What is needed >> Scan the listing below and copy every line holding "مدیریت".

Source data:
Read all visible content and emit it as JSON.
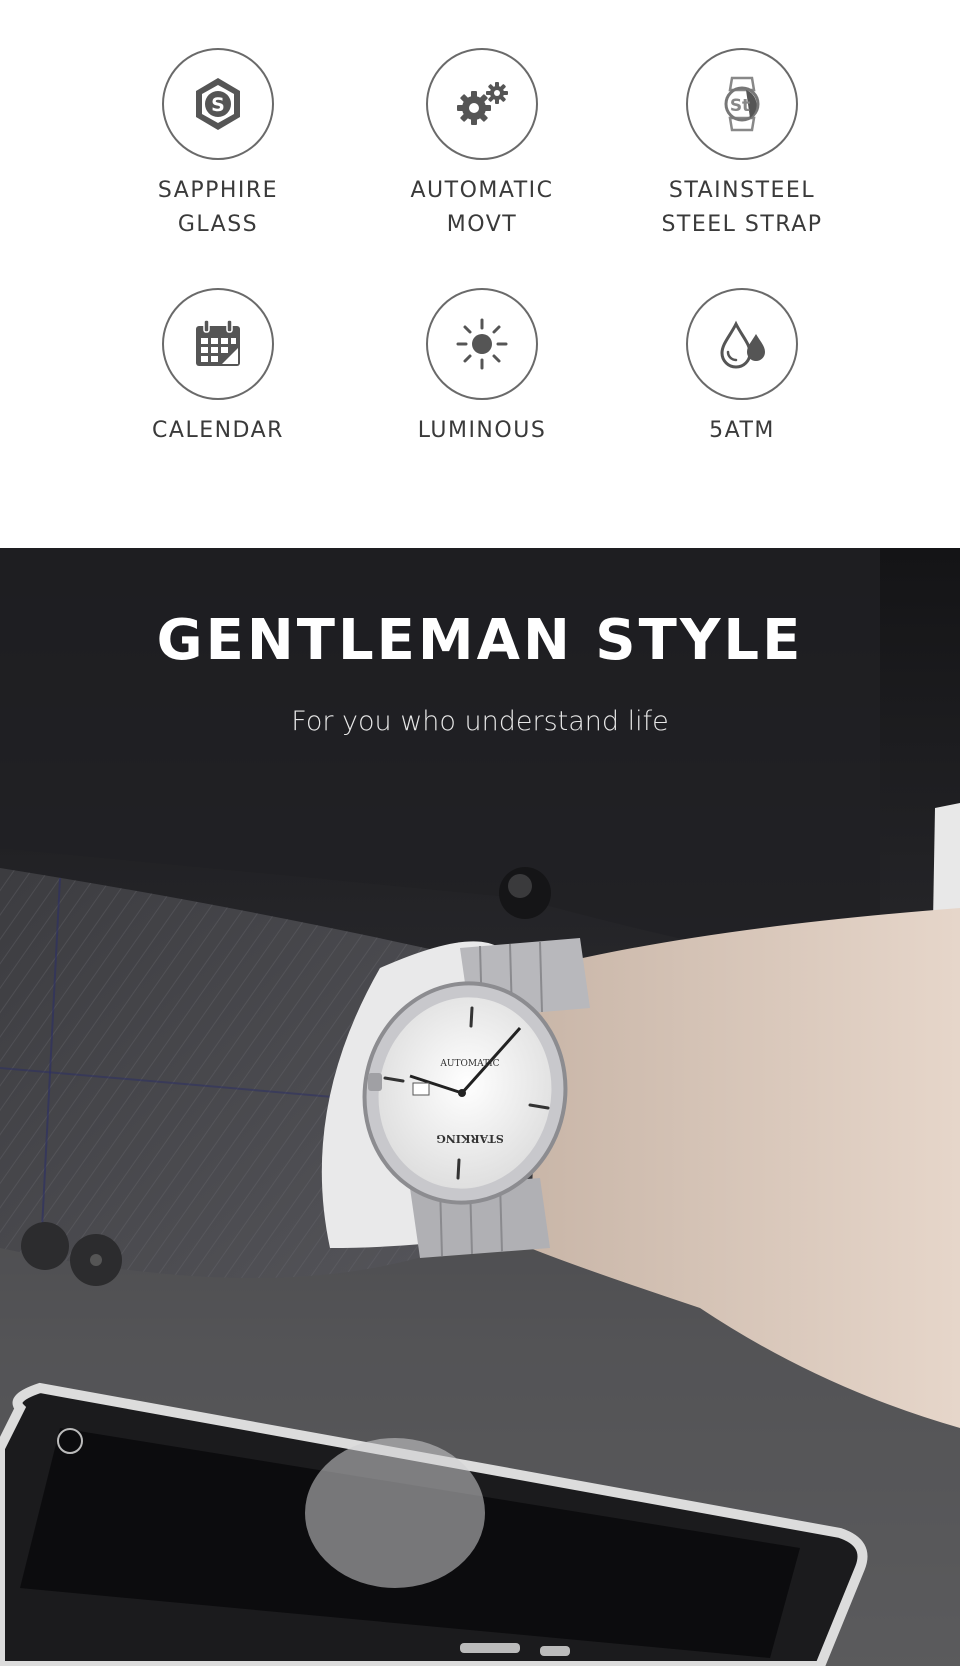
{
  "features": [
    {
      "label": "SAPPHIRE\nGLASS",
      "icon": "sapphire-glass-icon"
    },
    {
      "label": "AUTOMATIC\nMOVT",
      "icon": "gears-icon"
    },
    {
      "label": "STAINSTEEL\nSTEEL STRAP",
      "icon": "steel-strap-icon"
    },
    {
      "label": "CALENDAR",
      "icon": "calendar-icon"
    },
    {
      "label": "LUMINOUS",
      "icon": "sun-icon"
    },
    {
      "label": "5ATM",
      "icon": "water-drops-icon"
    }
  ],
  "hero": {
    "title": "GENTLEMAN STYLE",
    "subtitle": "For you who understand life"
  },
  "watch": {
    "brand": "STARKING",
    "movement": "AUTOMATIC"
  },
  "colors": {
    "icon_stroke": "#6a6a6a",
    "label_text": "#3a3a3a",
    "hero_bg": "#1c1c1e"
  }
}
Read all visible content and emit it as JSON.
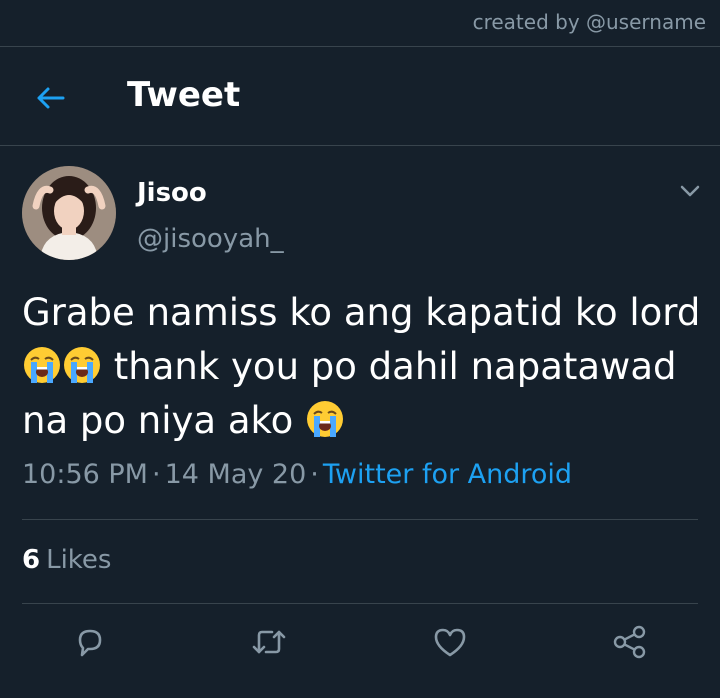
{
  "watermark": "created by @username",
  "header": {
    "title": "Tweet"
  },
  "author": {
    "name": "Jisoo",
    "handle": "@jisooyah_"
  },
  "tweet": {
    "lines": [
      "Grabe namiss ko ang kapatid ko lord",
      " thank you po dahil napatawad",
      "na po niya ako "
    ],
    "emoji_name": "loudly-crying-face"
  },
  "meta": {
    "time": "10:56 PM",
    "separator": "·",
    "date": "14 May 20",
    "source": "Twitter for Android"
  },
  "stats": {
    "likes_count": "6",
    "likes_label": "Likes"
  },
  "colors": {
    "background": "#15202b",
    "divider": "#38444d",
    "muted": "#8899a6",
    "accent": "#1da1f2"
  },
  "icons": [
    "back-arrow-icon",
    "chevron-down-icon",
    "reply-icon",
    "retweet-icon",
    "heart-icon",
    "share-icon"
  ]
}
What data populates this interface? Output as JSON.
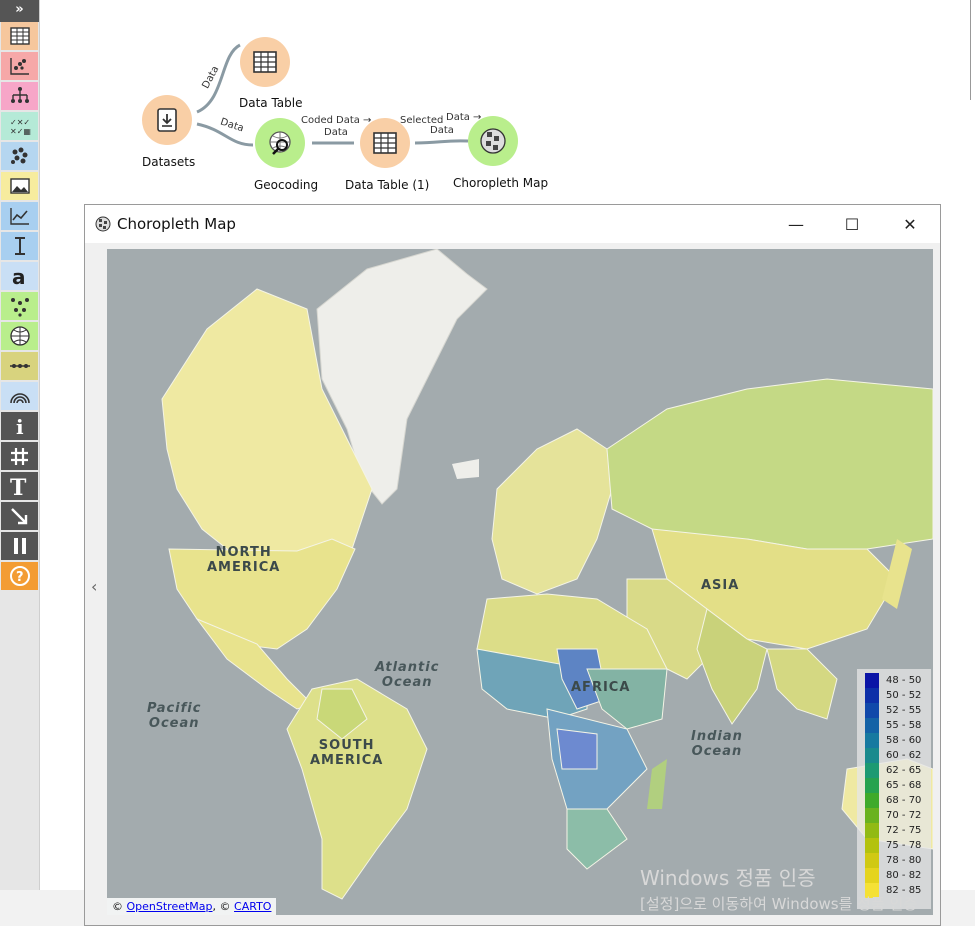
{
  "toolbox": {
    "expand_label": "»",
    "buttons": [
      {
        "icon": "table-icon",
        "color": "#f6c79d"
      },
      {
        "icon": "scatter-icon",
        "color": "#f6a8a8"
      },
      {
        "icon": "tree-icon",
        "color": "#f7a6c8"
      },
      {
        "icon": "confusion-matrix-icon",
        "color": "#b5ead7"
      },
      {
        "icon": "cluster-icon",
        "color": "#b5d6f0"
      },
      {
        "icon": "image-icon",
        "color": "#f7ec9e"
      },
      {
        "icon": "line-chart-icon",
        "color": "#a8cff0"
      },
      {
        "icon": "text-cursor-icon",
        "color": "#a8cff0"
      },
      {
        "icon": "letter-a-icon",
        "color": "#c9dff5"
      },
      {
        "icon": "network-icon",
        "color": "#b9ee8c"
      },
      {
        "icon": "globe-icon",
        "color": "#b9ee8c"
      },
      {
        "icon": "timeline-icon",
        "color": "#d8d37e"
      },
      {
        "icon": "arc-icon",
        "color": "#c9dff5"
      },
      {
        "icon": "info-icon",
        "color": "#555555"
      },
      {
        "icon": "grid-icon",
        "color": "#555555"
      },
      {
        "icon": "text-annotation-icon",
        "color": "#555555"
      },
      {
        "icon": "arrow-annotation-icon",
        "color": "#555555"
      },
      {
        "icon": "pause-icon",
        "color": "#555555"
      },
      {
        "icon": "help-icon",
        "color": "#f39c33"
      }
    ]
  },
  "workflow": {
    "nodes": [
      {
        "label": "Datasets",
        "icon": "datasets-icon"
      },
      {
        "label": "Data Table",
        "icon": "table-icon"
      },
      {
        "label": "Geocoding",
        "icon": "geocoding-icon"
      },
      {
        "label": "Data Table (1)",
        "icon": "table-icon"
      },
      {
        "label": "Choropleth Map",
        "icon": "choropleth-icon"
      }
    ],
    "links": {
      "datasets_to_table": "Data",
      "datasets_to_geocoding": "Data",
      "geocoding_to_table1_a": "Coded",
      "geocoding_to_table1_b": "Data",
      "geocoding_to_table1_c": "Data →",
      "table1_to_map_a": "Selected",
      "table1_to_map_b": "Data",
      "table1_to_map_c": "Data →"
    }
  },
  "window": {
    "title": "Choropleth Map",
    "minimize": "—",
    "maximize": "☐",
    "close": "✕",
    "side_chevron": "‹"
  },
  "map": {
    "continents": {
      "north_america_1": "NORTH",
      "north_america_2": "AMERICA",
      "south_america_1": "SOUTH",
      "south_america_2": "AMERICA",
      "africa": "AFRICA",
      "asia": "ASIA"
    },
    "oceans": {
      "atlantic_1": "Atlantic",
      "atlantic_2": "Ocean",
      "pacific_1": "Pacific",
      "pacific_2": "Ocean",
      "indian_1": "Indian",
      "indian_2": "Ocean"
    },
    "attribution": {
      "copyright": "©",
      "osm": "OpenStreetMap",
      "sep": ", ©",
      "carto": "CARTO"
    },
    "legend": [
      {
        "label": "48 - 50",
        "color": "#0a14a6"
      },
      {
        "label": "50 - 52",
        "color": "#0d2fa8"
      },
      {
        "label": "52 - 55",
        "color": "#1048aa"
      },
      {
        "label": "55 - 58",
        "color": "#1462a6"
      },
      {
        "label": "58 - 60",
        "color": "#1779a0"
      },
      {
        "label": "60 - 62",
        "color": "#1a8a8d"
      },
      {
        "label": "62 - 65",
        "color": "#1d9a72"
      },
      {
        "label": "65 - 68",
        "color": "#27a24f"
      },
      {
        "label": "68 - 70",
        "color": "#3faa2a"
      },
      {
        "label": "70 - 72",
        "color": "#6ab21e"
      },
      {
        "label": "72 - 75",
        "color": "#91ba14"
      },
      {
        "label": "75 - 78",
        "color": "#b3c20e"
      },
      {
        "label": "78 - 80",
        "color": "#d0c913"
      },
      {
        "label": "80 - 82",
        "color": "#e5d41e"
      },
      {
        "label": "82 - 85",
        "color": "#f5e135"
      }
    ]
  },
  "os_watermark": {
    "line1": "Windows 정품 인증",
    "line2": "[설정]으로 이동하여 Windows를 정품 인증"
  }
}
==
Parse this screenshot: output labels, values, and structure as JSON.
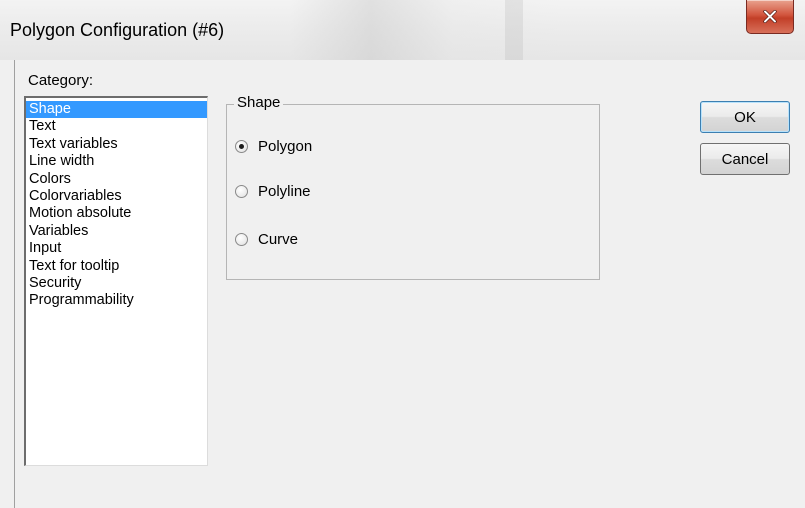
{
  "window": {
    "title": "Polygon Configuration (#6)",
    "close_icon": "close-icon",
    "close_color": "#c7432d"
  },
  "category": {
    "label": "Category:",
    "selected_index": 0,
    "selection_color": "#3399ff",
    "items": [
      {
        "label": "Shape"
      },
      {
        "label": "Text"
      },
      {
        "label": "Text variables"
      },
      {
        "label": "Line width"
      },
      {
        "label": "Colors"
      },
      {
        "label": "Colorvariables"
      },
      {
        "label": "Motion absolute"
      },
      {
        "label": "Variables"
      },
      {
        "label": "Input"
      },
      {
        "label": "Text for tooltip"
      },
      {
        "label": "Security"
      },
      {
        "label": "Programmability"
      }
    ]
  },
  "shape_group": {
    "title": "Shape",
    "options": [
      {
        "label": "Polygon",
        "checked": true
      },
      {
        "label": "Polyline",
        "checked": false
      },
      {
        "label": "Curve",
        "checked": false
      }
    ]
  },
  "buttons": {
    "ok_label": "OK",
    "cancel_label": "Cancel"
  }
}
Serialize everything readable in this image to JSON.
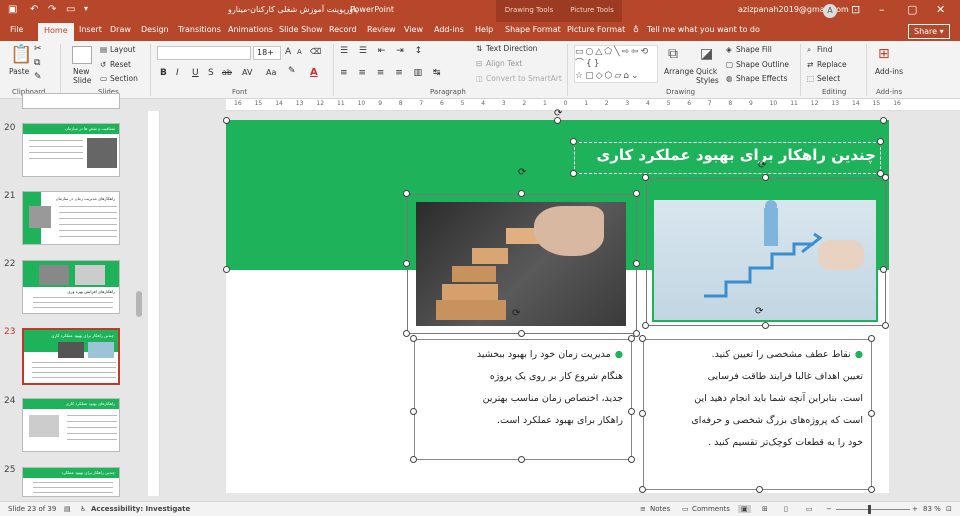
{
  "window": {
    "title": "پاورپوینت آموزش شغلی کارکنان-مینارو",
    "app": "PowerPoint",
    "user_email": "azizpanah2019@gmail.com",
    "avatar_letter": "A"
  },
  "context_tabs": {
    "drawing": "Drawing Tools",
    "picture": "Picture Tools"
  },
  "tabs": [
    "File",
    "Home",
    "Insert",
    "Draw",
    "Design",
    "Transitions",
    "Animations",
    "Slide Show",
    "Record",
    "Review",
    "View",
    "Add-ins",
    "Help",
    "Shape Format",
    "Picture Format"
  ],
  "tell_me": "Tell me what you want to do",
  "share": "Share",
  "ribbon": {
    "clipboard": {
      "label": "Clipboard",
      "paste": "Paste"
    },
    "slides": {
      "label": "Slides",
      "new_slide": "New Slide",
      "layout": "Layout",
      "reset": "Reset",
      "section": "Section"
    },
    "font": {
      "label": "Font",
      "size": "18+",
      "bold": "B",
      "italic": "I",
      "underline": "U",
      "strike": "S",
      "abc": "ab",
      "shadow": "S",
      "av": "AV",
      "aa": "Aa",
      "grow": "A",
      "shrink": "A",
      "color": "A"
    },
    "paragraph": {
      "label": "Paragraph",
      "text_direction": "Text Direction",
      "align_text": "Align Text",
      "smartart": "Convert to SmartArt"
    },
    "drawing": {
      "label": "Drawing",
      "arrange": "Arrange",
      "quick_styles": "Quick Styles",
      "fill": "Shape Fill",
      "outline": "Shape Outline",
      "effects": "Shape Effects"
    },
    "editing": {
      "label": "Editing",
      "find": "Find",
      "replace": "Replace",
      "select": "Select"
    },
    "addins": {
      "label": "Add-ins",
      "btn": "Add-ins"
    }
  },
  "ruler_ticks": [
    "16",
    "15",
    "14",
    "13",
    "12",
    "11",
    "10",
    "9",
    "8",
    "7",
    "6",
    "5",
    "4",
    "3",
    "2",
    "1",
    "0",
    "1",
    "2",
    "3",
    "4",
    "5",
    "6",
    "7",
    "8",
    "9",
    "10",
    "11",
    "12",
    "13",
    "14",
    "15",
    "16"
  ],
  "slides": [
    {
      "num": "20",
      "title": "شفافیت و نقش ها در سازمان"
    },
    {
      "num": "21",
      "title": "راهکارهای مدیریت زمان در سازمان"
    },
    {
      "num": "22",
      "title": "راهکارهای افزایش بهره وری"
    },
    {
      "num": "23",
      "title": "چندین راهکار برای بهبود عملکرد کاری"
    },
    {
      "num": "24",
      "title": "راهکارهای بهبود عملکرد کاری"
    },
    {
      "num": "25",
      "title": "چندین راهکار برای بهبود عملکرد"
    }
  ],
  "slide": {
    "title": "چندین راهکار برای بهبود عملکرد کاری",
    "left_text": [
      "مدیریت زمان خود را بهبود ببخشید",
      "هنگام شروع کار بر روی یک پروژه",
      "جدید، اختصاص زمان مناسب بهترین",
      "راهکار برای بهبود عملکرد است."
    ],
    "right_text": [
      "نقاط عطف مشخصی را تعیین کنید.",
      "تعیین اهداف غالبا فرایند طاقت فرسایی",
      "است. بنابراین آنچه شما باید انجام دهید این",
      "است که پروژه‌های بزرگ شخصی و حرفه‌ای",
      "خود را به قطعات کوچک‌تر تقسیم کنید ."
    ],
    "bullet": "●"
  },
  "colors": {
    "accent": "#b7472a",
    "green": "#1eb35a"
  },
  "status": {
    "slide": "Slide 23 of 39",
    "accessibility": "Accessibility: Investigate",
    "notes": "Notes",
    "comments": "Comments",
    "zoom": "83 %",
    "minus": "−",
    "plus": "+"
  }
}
* * *
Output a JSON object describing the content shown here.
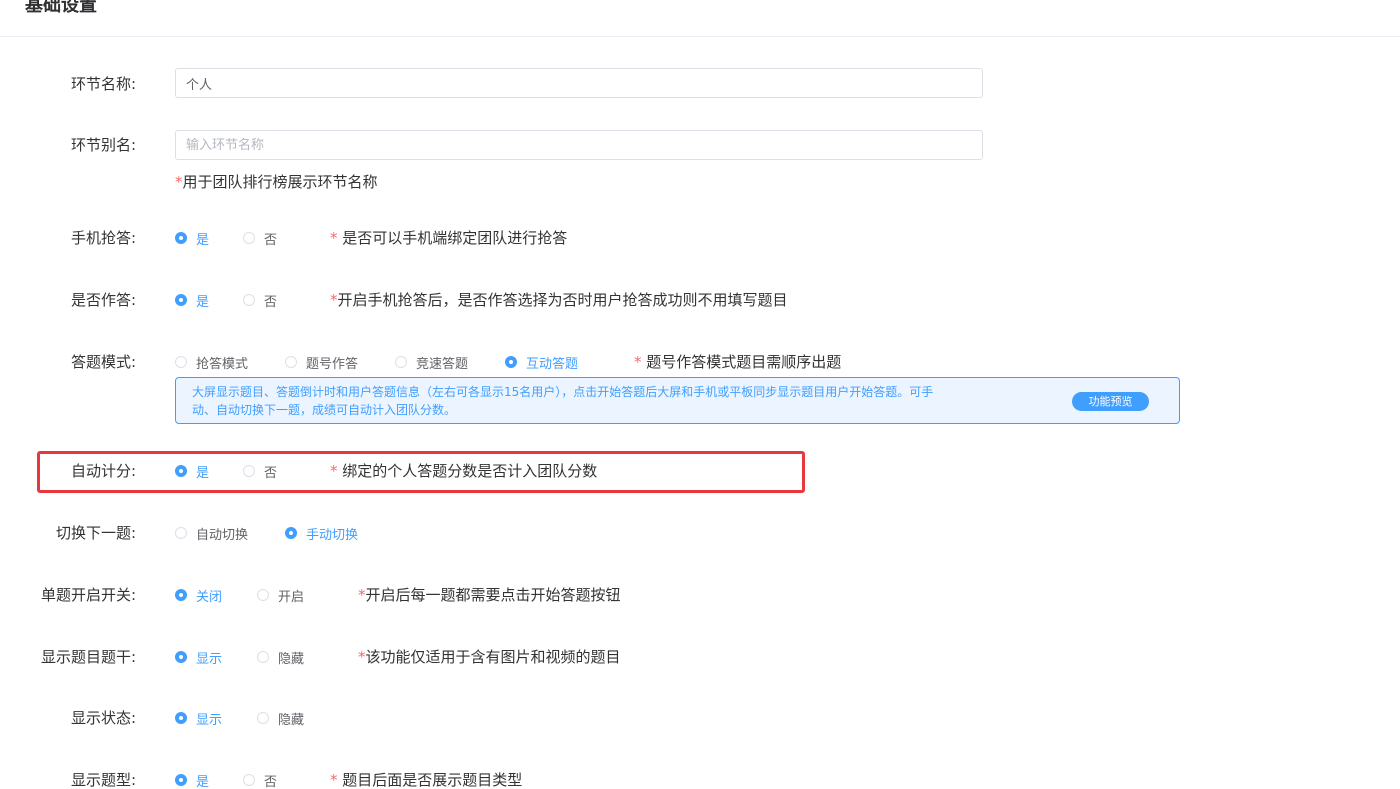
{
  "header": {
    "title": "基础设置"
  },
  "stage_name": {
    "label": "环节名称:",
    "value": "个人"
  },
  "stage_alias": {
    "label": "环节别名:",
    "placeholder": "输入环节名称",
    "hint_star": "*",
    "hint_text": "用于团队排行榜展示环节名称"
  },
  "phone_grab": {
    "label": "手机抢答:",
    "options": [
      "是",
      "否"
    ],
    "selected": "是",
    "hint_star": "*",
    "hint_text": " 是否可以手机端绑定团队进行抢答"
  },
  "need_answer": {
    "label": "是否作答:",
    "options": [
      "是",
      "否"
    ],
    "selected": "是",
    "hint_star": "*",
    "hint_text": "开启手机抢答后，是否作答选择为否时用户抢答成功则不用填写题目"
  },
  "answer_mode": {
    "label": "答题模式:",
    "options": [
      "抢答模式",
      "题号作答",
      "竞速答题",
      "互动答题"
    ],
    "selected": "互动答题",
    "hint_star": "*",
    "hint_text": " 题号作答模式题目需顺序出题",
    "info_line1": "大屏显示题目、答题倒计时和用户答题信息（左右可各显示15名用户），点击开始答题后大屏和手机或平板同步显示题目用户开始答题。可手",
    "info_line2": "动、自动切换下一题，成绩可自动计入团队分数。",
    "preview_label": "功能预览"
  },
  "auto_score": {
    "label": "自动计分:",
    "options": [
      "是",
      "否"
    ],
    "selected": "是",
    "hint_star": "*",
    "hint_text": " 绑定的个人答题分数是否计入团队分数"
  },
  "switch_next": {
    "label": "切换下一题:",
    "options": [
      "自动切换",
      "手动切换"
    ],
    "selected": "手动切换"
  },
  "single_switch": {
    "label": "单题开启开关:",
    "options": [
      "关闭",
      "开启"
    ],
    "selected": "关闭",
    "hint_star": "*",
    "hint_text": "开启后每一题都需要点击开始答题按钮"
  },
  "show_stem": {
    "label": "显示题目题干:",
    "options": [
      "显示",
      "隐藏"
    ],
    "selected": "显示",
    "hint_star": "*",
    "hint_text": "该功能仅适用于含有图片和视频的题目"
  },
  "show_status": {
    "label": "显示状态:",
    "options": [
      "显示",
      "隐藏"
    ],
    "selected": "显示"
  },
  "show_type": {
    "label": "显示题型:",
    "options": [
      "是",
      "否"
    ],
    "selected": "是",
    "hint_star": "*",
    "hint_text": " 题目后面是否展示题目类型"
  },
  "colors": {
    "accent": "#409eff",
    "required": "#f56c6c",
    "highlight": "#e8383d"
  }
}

The completed task >>
      "title": "راهکارهای مدیریت زمان در سازمان"
      "مدیریت زمان خود را بهبود ببخشید",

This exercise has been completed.